Tout
ce qu’il est nécessaire de retenir pour savourer sans retenue le
neuvième film de Big John Carpenter peut se résumer ainsi : l'inversion
des valeurs. Prendre le cliché du buddy-movie et le retourner. Le concept est simple, connu même, mais génial. Et drôle surtout. Le
héros, Jack Burton (Kurt Russell, hilarant à force d’être à côté de ses
pompes) se comporte comme l’acolyte, et l’acolyte, Wang Chi (Dennis Dun,
énergique et charismatique à souhait), comme le héros. C’est sans doute pourquoi
LES AVENTURES DE JACK BURTON … fut un bide sans appel à sa sortie
pendant l’été 1986.
A
l’origine, il y a un scénario de W.D. Richter (également à l'oeuvre sur
L’INVASION DES PROFANATEURS DE SEPULTURE pour Philip Kaufman et
réalisateur des AVENTURES DE BUCKAROO BANZAÏ A TRAVERS LA 8ème
DIMENSION, de la science-fiction barrée et résolument culte) qui mêle western et comédie fantastique. Jack Burton y est
un cowboy vantard, héroïque mais pas bien futé, débarquant à San
Francisco et qui, pour retrouver son cheval qui lui a été volé, va se
perdre dans Chinatown, ses légendes et ses fantômes. En acceptant de porter cette histoire à l’écran, Carpenter opte très vite de la transposer dans un univers contemporain. Une concession
faîte au studio et au public, qui n’a plus vraiment le goût des
westerns. Jack Burton le cowboy devient donc Jack Burton le camionneur. Au final, aucune importance. Parce que Jack Burton
reste un idiot dépassé par les évènements. Et parce que c’est à
l’asiatique que revient le privilège de botter des culs et de secourir
sa promise des griffes du maléfique Lo Pan.
Le
tournage, qui marque la quatrième collaboration de John Carpenter avec
son acteur fétiche Kurt Russell, se déroule sans le moindre problème et
sans intervention aucune des exécutifs. Plutôt surprenant lorsque l’on
sait que la Twentieth Century Fox y a injecté la coquette somme de 25
millions de dollars et espère tenir là l'un des gros succès de l'été. Seul un nouveau
prologue, censé rendre Jack Burton plus « héroïque » (le vieux Egg Shen
vante les mérites du camionneur à son avocat), sera tourné à la demande
de l’un des producteurs, Barry Diller. Pour le reste, pas de doutes, le
métrage est conforme aux intentions du cinéaste. C’est un hommage
flamboyant et généreux aux wu xia pan de la Shaw Brothers, aux premiers
films de Tsui Hark (ZU ET LES GUERRIERS DE LA MONTAGNE MAGIQUE est cité
plus d’une fois) mais aussi à la série japonaise des BABY CART (les trois trombes). Bien
avant MATRIX où TIGRE ET DRAGON ne le rende in, John Carpenter met le cinéma asiatique à
l’honneur dans un blockbuster américain.

◆ DOCUMENTS SOURCES ◆
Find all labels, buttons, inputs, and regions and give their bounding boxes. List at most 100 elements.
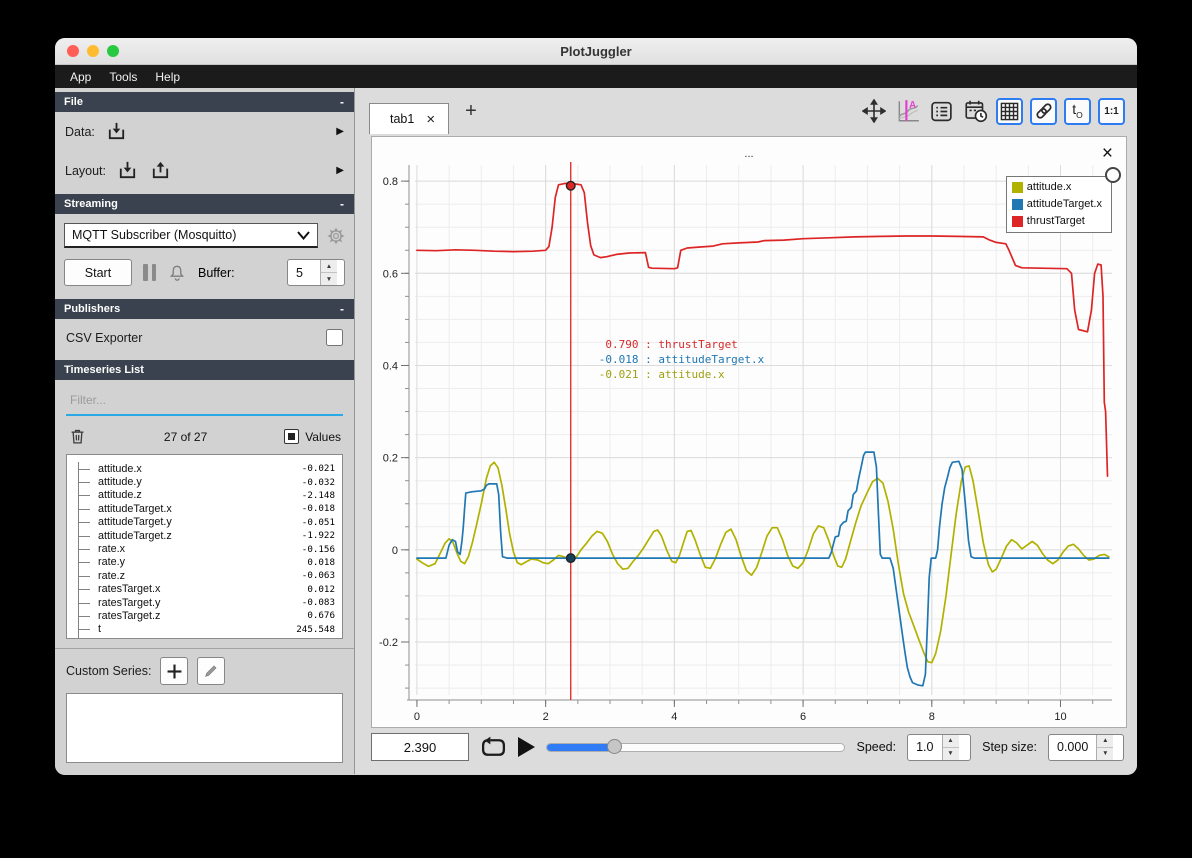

◆ OBJECTIF VISÉ 1 ◆
Selon la critique des AVENTURES DE JACK BURTON, quelle somme la Twentieth Century Fox a-t-elle injectée dans le film ?
◆ OBJECTIF VISÉ 2 ◆
Prolongez la critique des AVENTURES DE JACK BURTON en reprenant juste après sa dernière phrase.

◆ RÉSULTAT ATTENDU 1 ◆
25 millions de dollars.

◆ RÉSULTAT ATTENDU 2 ◆
Qu’est-ce qui cloche alors ? Pourquoi diable LES AVENTURES DE JACK BURTON … s’est-il planté en salle ?
Le
service marketing n'a eu de cesse de se demander pourquoi Jack Burton
ne se conduisait pas plus en héros, pourquoi sa romance avec la
magnifique Kim Catrall échoue sans appel (« Vous n’allez pas
l’embrasser, Jack ? – un court moment de réflexion – « Non. ») et
surtout, surtout, pourquoi on accorde tant d’importance à l’histoire
d’un jeune restaurateur chinois amoureux et qui ne recule jamais devant
le danger. Ces braves commerciaux se sont tout simplement retrouvés dans
une impasse. Comment vendre un film que l’on ne comprend pas à un
public dont on est plus ou moins certain qu’il ne le comprendra pas non
plus ? Ne cherchez pas. Ils ne prirent même pas la peine de le vendre. Et bien que superbes, les affiches signées Drew Struzan étaient tout autant à côté de la plaque.
Ironie
du sort, dix-neuf ans après sa sortie, le film s'est largement rentabilisé grâce à la vidéo et occupe une jolie place dans le cœur des cinéphiles. Laissons donc le mot de la fin à Kurt Russell : « On
aime le film ou on le déteste, mais c’est généralement une bonne façon
de savoir si ceux qui l’ont vu ont ou pas le sens de l’humour. » Bien
dit.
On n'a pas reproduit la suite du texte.